Records from a collection:
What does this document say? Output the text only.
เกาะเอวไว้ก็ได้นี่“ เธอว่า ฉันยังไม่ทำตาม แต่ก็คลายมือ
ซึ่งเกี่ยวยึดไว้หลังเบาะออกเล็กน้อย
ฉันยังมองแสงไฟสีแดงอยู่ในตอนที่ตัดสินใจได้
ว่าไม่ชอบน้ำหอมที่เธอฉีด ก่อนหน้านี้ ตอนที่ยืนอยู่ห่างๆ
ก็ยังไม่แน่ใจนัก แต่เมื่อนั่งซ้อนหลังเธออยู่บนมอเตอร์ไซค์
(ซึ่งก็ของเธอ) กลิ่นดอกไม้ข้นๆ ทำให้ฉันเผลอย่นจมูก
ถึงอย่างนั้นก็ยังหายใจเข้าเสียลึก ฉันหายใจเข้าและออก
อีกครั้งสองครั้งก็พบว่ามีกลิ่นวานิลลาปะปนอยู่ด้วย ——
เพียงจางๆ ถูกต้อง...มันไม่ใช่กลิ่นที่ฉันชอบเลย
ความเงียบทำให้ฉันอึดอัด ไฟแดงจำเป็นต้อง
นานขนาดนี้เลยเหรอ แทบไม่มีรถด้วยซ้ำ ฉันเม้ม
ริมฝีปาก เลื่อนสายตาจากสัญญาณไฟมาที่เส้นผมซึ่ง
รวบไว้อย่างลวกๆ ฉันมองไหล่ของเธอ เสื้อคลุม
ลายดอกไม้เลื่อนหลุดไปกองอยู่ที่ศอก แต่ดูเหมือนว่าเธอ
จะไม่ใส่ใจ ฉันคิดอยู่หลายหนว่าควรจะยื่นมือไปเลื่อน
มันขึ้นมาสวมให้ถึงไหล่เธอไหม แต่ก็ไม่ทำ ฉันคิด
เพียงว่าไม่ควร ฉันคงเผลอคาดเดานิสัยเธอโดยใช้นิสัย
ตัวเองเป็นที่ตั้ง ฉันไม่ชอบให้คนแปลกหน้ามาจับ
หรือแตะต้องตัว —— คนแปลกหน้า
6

--- Work instructions ---
Faithfully reproduce all of the records, character for character.

--- Written solution ---
What does this document say? Output the text only.
เกาะเอวไว้ก็ได้นี่“ เธอว่า ฉันยังไม่ทำตาม แต่ก็คลายมือ
ซึ่งเกี่ยวยึดไว้หลังเบาะออกเล็กน้อย
ฉันยังมองแสงไฟสีแดงอยู่ในตอนที่ตัดสินใจได้
ว่าไม่ชอบน้ำหอมที่เธอฉีด ก่อนหน้านี้ ตอนที่ยืนอยู่ห่างๆ
ก็ยังไม่แน่ใจนัก แต่เมื่อนั่งซ้อนหลังเธออยู่บนมอเตอร์ไซค์
(ซึ่งก็ของเธอ) กลิ่นดอกไม้ข้นๆ ทำให้ฉันเผลอย่นจมูก
ถึงอย่างนั้นก็ยังหายใจเข้าเสียลึก ฉันหายใจเข้าและออก
อีกครั้งสองครั้งก็พบว่ามีกลิ่นวานิลลาปะปนอยู่ด้วย ——
เพียงจางๆ ถูกต้อง...มันไม่ใช่กลิ่นที่ฉันชอบเลย
ความเงียบทำให้ฉันอึดอัด ไฟแดงจำเป็นต้อง
นานขนาดนี้เลยเหรอ แทบไม่มีรถด้วยซ้ำ ฉันเม้ม
ริมฝีปาก เลื่อนสายตาจากสัญญาณไฟมาที่เส้นผมซึ่ง
รวบไว้อย่างลวกๆ ฉันมองไหล่ของเธอ เสื้อคลุม
ลายดอกไม้เลื่อนหลุดไปกองอยู่ที่ศอก แต่ดูเหมือนว่าเธอ
จะไม่ใส่ใจ ฉันคิดอยู่หลายหนว่าควรจะยื่นมือไปเลื่อน
มันขึ้นมาสวมให้ถึงไหล่เธอไหม แต่ก็ไม่ทำ ฉันคิด
เพียงว่าไม่ควร ฉันคงเผลอคาดเดานิสัยเธอโดยใช้นิสัย
ตัวเองเป็นที่ตั้ง ฉันไม่ชอบให้คนแปลกหน้ามาจับ
หรือแตะต้องตัว —— คนแปลกหน้า
6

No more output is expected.